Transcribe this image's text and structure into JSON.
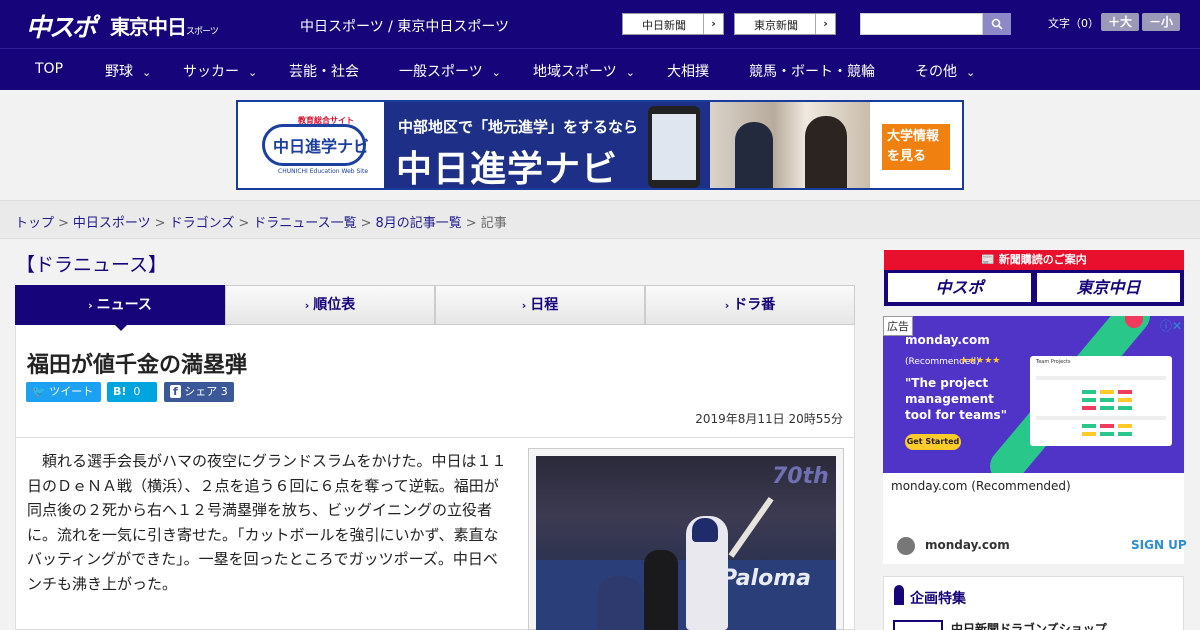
{
  "header": {
    "logo_chuspo": "中スポ",
    "logo_tokyo": "東京中日",
    "logo_tokyo_small": "スポーツ",
    "site_title": "中日スポーツ / 東京中日スポーツ",
    "paper_links": [
      {
        "label": "中日新聞",
        "arrow": "›"
      },
      {
        "label": "東京新聞",
        "arrow": "›"
      }
    ],
    "search_placeholder": "",
    "font_size_label": "文字（0）",
    "font_bigger": "＋大",
    "font_smaller": "－小"
  },
  "nav": {
    "items": [
      {
        "label": "TOP",
        "chevron": ""
      },
      {
        "label": "野球",
        "chevron": "⌄"
      },
      {
        "label": "サッカー",
        "chevron": "⌄"
      },
      {
        "label": "芸能・社会",
        "chevron": ""
      },
      {
        "label": "一般スポーツ",
        "chevron": "⌄"
      },
      {
        "label": "地域スポーツ",
        "chevron": "⌄"
      },
      {
        "label": "大相撲",
        "chevron": ""
      },
      {
        "label": "競馬・ボート・競輪",
        "chevron": ""
      },
      {
        "label": "その他",
        "chevron": "⌄"
      }
    ]
  },
  "banner": {
    "logo_top": "教育総合サイト",
    "logo_text": "中日進学ナビ",
    "logo_sub": "CHUNICHI Education Web Site",
    "line1": "中部地区で「地元進学」をするなら",
    "line2": "中日進学ナビ",
    "cta": "大学情報を見る"
  },
  "breadcrumb": {
    "items": [
      "トップ",
      "中日スポーツ",
      "ドラゴンズ",
      "ドラニュース一覧",
      "8月の記事一覧"
    ],
    "current": "記事",
    "separator": ">"
  },
  "section_title": "【ドラニュース】",
  "tabs": [
    {
      "label": "ニュース",
      "chevron": "›"
    },
    {
      "label": "順位表",
      "chevron": "›"
    },
    {
      "label": "日程",
      "chevron": "›"
    },
    {
      "label": "ドラ番",
      "chevron": "›"
    }
  ],
  "article": {
    "headline": "福田が値千金の満塁弾",
    "share": {
      "tweet": "ツイート",
      "hatena_label": "B!",
      "hatena_count": "0",
      "facebook": "シェア",
      "facebook_count": "3"
    },
    "date": "2019年8月11日 20時55分",
    "body": "頼れる選手会長がハマの夜空にグランドスラムをかけた。中日は１１日のＤｅＮＡ戦（横浜）、２点を追う６回に６点を奪って逆転。福田が同点後の２死から右へ１２号満塁弾を放ち、ビッグイニングの立役者に。流れを一気に引き寄せた。「カットボールを強引にいかず、素直なバッティングができた」。一塁を回ったところでガッツポーズ。中日ベンチも沸き上がった。",
    "photo_text": {
      "board": "Paloma",
      "logo": "70th"
    }
  },
  "sidebar": {
    "subscribe_header": "新聞購読のご案内",
    "subscribe_logos": [
      "中スポ",
      "東京中日"
    ],
    "ad": {
      "label": "広告",
      "info": "ⓘ✕",
      "brand": "monday.com",
      "recommended": "(Recommended)",
      "stars": "★★★★★",
      "tagline": "\"The project management tool for teams\"",
      "cta": "Get Started",
      "screen_title": "Team Projects",
      "name": "monday.com (Recommended)",
      "domain": "monday.com",
      "signup": "SIGN UP"
    },
    "feature_title": "企画特集",
    "feature_item": "中日新聞ドラゴンズショップ"
  },
  "colors": {
    "brand_navy": "#16057a",
    "accent_red": "#e8102d",
    "twitter": "#1da1f2",
    "hatena": "#00a4de",
    "facebook": "#3b5998"
  }
}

Task to complete: Make an exact copy of all the material, but keep the pictures out of it.

Exercise result:
Transcribe this image's text and structure into JSON.
{
  "header": {
    "logo_chuspo": "中スポ",
    "logo_tokyo": "東京中日",
    "logo_tokyo_small": "スポーツ",
    "site_title": "中日スポーツ / 東京中日スポーツ",
    "paper_links": [
      {
        "label": "中日新聞",
        "arrow": "›"
      },
      {
        "label": "東京新聞",
        "arrow": "›"
      }
    ],
    "search_placeholder": "",
    "font_size_label": "文字（0）",
    "font_bigger": "＋大",
    "font_smaller": "－小"
  },
  "nav": {
    "items": [
      {
        "label": "TOP",
        "chevron": ""
      },
      {
        "label": "野球",
        "chevron": "⌄"
      },
      {
        "label": "サッカー",
        "chevron": "⌄"
      },
      {
        "label": "芸能・社会",
        "chevron": ""
      },
      {
        "label": "一般スポーツ",
        "chevron": "⌄"
      },
      {
        "label": "地域スポーツ",
        "chevron": "⌄"
      },
      {
        "label": "大相撲",
        "chevron": ""
      },
      {
        "label": "競馬・ボート・競輪",
        "chevron": ""
      },
      {
        "label": "その他",
        "chevron": "⌄"
      }
    ]
  },
  "banner": {
    "logo_top": "教育総合サイト",
    "logo_text": "中日進学ナビ",
    "logo_sub": "CHUNICHI Education Web Site",
    "line1": "中部地区で「地元進学」をするなら",
    "line2": "中日進学ナビ",
    "cta": "大学情報を見る"
  },
  "breadcrumb": {
    "items": [
      "トップ",
      "中日スポーツ",
      "ドラゴンズ",
      "ドラニュース一覧",
      "8月の記事一覧"
    ],
    "current": "記事",
    "separator": ">"
  },
  "section_title": "【ドラニュース】",
  "tabs": [
    {
      "label": "ニュース",
      "chevron": "›"
    },
    {
      "label": "順位表",
      "chevron": "›"
    },
    {
      "label": "日程",
      "chevron": "›"
    },
    {
      "label": "ドラ番",
      "chevron": "›"
    }
  ],
  "article": {
    "headline": "福田が値千金の満塁弾",
    "share": {
      "tweet": "ツイート",
      "hatena_label": "B!",
      "hatena_count": "0",
      "facebook": "シェア",
      "facebook_count": "3"
    },
    "date": "2019年8月11日 20時55分",
    "body": "頼れる選手会長がハマの夜空にグランドスラムをかけた。中日は１１日のＤｅＮＡ戦（横浜）、２点を追う６回に６点を奪って逆転。福田が同点後の２死から右へ１２号満塁弾を放ち、ビッグイニングの立役者に。流れを一気に引き寄せた。「カットボールを強引にいかず、素直なバッティングができた」。一塁を回ったところでガッツポーズ。中日ベンチも沸き上がった。",
    "photo_text": {
      "board": "Paloma",
      "logo": "70th"
    }
  },
  "sidebar": {
    "subscribe_header": "新聞購読のご案内",
    "subscribe_logos": [
      "中スポ",
      "東京中日"
    ],
    "ad": {
      "label": "広告",
      "info": "ⓘ✕",
      "brand": "monday.com",
      "recommended": "(Recommended)",
      "stars": "★★★★★",
      "tagline": "\"The project management tool for teams\"",
      "cta": "Get Started",
      "screen_title": "Team Projects",
      "name": "monday.com (Recommended)",
      "domain": "monday.com",
      "signup": "SIGN UP"
    },
    "feature_title": "企画特集",
    "feature_item": "中日新聞ドラゴンズショップ"
  },
  "colors": {
    "brand_navy": "#16057a",
    "accent_red": "#e8102d",
    "twitter": "#1da1f2",
    "hatena": "#00a4de",
    "facebook": "#3b5998"
  }
}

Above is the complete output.